--- begin Given records ---

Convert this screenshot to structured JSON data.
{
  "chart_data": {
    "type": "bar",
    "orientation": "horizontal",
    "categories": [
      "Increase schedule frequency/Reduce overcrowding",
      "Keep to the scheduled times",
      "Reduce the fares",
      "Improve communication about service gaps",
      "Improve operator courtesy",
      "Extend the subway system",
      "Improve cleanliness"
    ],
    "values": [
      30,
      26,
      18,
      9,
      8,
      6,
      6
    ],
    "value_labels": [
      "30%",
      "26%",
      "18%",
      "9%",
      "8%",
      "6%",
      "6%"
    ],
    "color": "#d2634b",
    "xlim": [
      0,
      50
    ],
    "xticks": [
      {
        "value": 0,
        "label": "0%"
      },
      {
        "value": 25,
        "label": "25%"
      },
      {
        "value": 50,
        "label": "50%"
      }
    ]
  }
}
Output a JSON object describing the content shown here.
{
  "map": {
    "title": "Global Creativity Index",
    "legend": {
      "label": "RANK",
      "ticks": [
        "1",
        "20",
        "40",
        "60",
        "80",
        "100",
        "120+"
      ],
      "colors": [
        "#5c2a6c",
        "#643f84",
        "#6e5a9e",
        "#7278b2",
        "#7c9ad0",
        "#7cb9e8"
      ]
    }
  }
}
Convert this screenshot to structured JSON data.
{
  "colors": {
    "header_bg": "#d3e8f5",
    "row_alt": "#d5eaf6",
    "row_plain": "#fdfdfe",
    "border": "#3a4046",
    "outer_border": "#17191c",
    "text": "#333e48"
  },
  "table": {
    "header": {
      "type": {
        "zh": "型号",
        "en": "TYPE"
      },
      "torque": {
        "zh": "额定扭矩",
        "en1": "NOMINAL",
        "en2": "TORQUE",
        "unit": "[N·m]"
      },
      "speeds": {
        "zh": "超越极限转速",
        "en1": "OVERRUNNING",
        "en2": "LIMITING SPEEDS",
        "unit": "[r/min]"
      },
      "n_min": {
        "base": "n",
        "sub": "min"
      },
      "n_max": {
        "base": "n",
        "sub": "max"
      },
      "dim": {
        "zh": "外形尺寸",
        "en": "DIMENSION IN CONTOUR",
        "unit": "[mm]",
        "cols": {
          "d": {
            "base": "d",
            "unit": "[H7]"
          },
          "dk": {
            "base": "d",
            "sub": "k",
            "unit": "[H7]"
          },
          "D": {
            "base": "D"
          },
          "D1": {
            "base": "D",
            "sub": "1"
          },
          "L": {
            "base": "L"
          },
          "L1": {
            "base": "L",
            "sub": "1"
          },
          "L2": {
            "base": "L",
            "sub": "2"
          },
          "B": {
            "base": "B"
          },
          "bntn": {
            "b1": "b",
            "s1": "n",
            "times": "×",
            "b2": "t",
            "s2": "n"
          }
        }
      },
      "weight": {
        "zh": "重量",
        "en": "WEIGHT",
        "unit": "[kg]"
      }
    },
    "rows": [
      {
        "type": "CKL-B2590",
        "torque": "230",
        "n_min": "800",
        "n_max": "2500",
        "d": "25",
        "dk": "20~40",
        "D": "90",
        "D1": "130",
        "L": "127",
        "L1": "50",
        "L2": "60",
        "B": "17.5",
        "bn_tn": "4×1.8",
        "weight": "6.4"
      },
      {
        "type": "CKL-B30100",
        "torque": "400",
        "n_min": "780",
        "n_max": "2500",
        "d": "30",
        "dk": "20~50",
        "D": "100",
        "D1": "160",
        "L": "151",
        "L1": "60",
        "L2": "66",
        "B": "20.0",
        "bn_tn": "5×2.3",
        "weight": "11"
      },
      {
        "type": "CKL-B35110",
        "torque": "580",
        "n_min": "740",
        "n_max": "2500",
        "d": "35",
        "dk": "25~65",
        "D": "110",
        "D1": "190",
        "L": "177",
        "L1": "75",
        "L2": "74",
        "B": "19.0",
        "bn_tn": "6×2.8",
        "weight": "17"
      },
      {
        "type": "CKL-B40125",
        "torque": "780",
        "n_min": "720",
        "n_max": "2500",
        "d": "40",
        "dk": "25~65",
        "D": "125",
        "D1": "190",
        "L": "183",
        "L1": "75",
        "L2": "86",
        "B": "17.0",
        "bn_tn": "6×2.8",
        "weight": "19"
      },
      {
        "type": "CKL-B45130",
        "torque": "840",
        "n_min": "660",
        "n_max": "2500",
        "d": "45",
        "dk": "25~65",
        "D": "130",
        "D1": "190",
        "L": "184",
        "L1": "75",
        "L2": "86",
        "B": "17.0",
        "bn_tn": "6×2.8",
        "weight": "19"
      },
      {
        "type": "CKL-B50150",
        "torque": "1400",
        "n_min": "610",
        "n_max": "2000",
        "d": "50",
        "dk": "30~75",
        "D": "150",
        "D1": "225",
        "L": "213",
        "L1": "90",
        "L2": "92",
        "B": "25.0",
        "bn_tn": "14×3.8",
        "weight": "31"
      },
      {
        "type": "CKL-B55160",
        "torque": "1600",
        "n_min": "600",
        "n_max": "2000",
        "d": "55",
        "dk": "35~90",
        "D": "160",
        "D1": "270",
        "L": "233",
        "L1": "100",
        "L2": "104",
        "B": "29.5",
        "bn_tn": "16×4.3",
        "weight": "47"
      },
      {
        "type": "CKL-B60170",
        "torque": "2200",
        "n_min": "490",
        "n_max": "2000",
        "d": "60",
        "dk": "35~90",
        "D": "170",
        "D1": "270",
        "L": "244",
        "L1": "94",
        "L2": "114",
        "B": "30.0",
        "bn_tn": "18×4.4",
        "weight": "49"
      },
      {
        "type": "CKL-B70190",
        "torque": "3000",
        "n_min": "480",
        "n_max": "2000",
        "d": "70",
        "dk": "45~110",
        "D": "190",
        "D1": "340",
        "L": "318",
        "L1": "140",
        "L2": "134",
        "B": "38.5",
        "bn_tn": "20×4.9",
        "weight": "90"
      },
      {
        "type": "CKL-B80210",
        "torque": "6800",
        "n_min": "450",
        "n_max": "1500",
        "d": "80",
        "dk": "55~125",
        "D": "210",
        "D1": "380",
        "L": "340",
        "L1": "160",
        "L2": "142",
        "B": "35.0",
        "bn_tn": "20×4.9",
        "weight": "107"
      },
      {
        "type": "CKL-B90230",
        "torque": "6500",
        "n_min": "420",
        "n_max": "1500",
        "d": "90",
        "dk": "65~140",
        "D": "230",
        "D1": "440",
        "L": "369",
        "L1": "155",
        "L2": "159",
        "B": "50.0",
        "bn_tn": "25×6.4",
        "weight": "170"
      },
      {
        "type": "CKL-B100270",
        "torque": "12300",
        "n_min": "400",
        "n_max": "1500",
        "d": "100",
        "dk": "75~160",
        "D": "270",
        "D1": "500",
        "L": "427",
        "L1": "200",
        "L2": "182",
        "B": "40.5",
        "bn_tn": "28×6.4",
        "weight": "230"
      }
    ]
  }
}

--- end Given records ---

Written problem — Write out every record shown above, word for word.

Solution to this problem —
Convert this screenshot to structured JSON data.
{
  "chart_data": {
    "type": "bar",
    "orientation": "horizontal",
    "categories": [
      "Increase schedule frequency/Reduce overcrowding",
      "Keep to the scheduled times",
      "Reduce the fares",
      "Improve communication about service gaps",
      "Improve operator courtesy",
      "Extend the subway system",
      "Improve cleanliness"
    ],
    "values": [
      30,
      26,
      18,
      9,
      8,
      6,
      6
    ],
    "value_labels": [
      "30%",
      "26%",
      "18%",
      "9%",
      "8%",
      "6%",
      "6%"
    ],
    "color": "#d2634b",
    "xlim": [
      0,
      50
    ],
    "xticks": [
      {
        "value": 0,
        "label": "0%"
      },
      {
        "value": 25,
        "label": "25%"
      },
      {
        "value": 50,
        "label": "50%"
      }
    ]
  }
}
Output a JSON object describing the content shown here.
{
  "map": {
    "title": "Global Creativity Index",
    "legend": {
      "label": "RANK",
      "ticks": [
        "1",
        "20",
        "40",
        "60",
        "80",
        "100",
        "120+"
      ],
      "colors": [
        "#5c2a6c",
        "#643f84",
        "#6e5a9e",
        "#7278b2",
        "#7c9ad0",
        "#7cb9e8"
      ]
    }
  }
}
Convert this screenshot to structured JSON data.
{
  "colors": {
    "header_bg": "#d3e8f5",
    "row_alt": "#d5eaf6",
    "row_plain": "#fdfdfe",
    "border": "#3a4046",
    "outer_border": "#17191c",
    "text": "#333e48"
  },
  "table": {
    "header": {
      "type": {
        "zh": "型号",
        "en": "TYPE"
      },
      "torque": {
        "zh": "额定扭矩",
        "en1": "NOMINAL",
        "en2": "TORQUE",
        "unit": "[N·m]"
      },
      "speeds": {
        "zh": "超越极限转速",
        "en1": "OVERRUNNING",
        "en2": "LIMITING SPEEDS",
        "unit": "[r/min]"
      },
      "n_min": {
        "base": "n",
        "sub": "min"
      },
      "n_max": {
        "base": "n",
        "sub": "max"
      },
      "dim": {
        "zh": "外形尺寸",
        "en": "DIMENSION IN CONTOUR",
        "unit": "[mm]",
        "cols": {
          "d": {
            "base": "d",
            "unit": "[H7]"
          },
          "dk": {
            "base": "d",
            "sub": "k",
            "unit": "[H7]"
          },
          "D": {
            "base": "D"
          },
          "D1": {
            "base": "D",
            "sub": "1"
          },
          "L": {
            "base": "L"
          },
          "L1": {
            "base": "L",
            "sub": "1"
          },
          "L2": {
            "base": "L",
            "sub": "2"
          },
          "B": {
            "base": "B"
          },
          "bntn": {
            "b1": "b",
            "s1": "n",
            "times": "×",
            "b2": "t",
            "s2": "n"
          }
        }
      },
      "weight": {
        "zh": "重量",
        "en": "WEIGHT",
        "unit": "[kg]"
      }
    },
    "rows": [
      {
        "type": "CKL-B2590",
        "torque": "230",
        "n_min": "800",
        "n_max": "2500",
        "d": "25",
        "dk": "20~40",
        "D": "90",
        "D1": "130",
        "L": "127",
        "L1": "50",
        "L2": "60",
        "B": "17.5",
        "bn_tn": "4×1.8",
        "weight": "6.4"
      },
      {
        "type": "CKL-B30100",
        "torque": "400",
        "n_min": "780",
        "n_max": "2500",
        "d": "30",
        "dk": "20~50",
        "D": "100",
        "D1": "160",
        "L": "151",
        "L1": "60",
        "L2": "66",
        "B": "20.0",
        "bn_tn": "5×2.3",
        "weight": "11"
      },
      {
        "type": "CKL-B35110",
        "torque": "580",
        "n_min": "740",
        "n_max": "2500",
        "d": "35",
        "dk": "25~65",
        "D": "110",
        "D1": "190",
        "L": "177",
        "L1": "75",
        "L2": "74",
        "B": "19.0",
        "bn_tn": "6×2.8",
        "weight": "17"
      },
      {
        "type": "CKL-B40125",
        "torque": "780",
        "n_min": "720",
        "n_max": "2500",
        "d": "40",
        "dk": "25~65",
        "D": "125",
        "D1": "190",
        "L": "183",
        "L1": "75",
        "L2": "86",
        "B": "17.0",
        "bn_tn": "6×2.8",
        "weight": "19"
      },
      {
        "type": "CKL-B45130",
        "torque": "840",
        "n_min": "660",
        "n_max": "2500",
        "d": "45",
        "dk": "25~65",
        "D": "130",
        "D1": "190",
        "L": "184",
        "L1": "75",
        "L2": "86",
        "B": "17.0",
        "bn_tn": "6×2.8",
        "weight": "19"
      },
      {
        "type": "CKL-B50150",
        "torque": "1400",
        "n_min": "610",
        "n_max": "2000",
        "d": "50",
        "dk": "30~75",
        "D": "150",
        "D1": "225",
        "L": "213",
        "L1": "90",
        "L2": "92",
        "B": "25.0",
        "bn_tn": "14×3.8",
        "weight": "31"
      },
      {
        "type": "CKL-B55160",
        "torque": "1600",
        "n_min": "600",
        "n_max": "2000",
        "d": "55",
        "dk": "35~90",
        "D": "160",
        "D1": "270",
        "L": "233",
        "L1": "100",
        "L2": "104",
        "B": "29.5",
        "bn_tn": "16×4.3",
        "weight": "47"
      },
      {
        "type": "CKL-B60170",
        "torque": "2200",
        "n_min": "490",
        "n_max": "2000",
        "d": "60",
        "dk": "35~90",
        "D": "170",
        "D1": "270",
        "L": "244",
        "L1": "94",
        "L2": "114",
        "B": "30.0",
        "bn_tn": "18×4.4",
        "weight": "49"
      },
      {
        "type": "CKL-B70190",
        "torque": "3000",
        "n_min": "480",
        "n_max": "2000",
        "d": "70",
        "dk": "45~110",
        "D": "190",
        "D1": "340",
        "L": "318",
        "L1": "140",
        "L2": "134",
        "B": "38.5",
        "bn_tn": "20×4.9",
        "weight": "90"
      },
      {
        "type": "CKL-B80210",
        "torque": "6800",
        "n_min": "450",
        "n_max": "1500",
        "d": "80",
        "dk": "55~125",
        "D": "210",
        "D1": "380",
        "L": "340",
        "L1": "160",
        "L2": "142",
        "B": "35.0",
        "bn_tn": "20×4.9",
        "weight": "107"
      },
      {
        "type": "CKL-B90230",
        "torque": "6500",
        "n_min": "420",
        "n_max": "1500",
        "d": "90",
        "dk": "65~140",
        "D": "230",
        "D1": "440",
        "L": "369",
        "L1": "155",
        "L2": "159",
        "B": "50.0",
        "bn_tn": "25×6.4",
        "weight": "170"
      },
      {
        "type": "CKL-B100270",
        "torque": "12300",
        "n_min": "400",
        "n_max": "1500",
        "d": "100",
        "dk": "75~160",
        "D": "270",
        "D1": "500",
        "L": "427",
        "L1": "200",
        "L2": "182",
        "B": "40.5",
        "bn_tn": "28×6.4",
        "weight": "230"
      }
    ]
  }
}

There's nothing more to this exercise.